Aim: Retype each line of the material exactly, please, skipping any picture in it.

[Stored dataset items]
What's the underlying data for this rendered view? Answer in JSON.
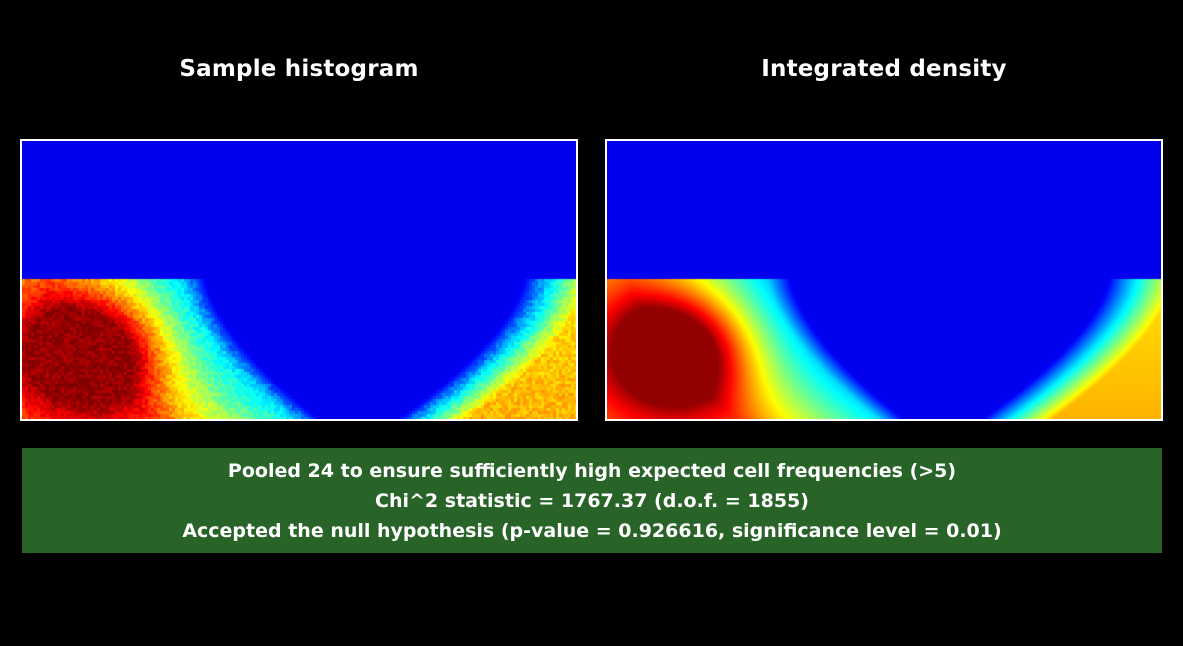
{
  "panels": {
    "left_title": "Sample histogram",
    "right_title": "Integrated density"
  },
  "result": {
    "line1": "Pooled 24 to ensure sufficiently high expected cell frequencies (>5)",
    "line2": "Chi^2 statistic = 1767.37 (d.o.f. = 1855)",
    "line3": "Accepted the null hypothesis (p-value = 0.926616, significance level = 0.01)",
    "panel_color": "#286428"
  },
  "chart_data": [
    {
      "type": "heatmap",
      "title": "Sample histogram",
      "colormap": "jet",
      "background": "#0000ff",
      "noisy": true
    },
    {
      "type": "heatmap",
      "title": "Integrated density",
      "colormap": "jet",
      "background": "#0000ff",
      "noisy": false
    }
  ]
}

Exercise answer:
What's the underlying data for this rendered view? Answer in JSON.
{
  "panels": {
    "left_title": "Sample histogram",
    "right_title": "Integrated density"
  },
  "result": {
    "line1": "Pooled 24 to ensure sufficiently high expected cell frequencies (>5)",
    "line2": "Chi^2 statistic = 1767.37 (d.o.f. = 1855)",
    "line3": "Accepted the null hypothesis (p-value = 0.926616, significance level = 0.01)",
    "panel_color": "#286428"
  },
  "chart_data": [
    {
      "type": "heatmap",
      "title": "Sample histogram",
      "colormap": "jet",
      "background": "#0000ff",
      "noisy": true
    },
    {
      "type": "heatmap",
      "title": "Integrated density",
      "colormap": "jet",
      "background": "#0000ff",
      "noisy": false
    }
  ]
}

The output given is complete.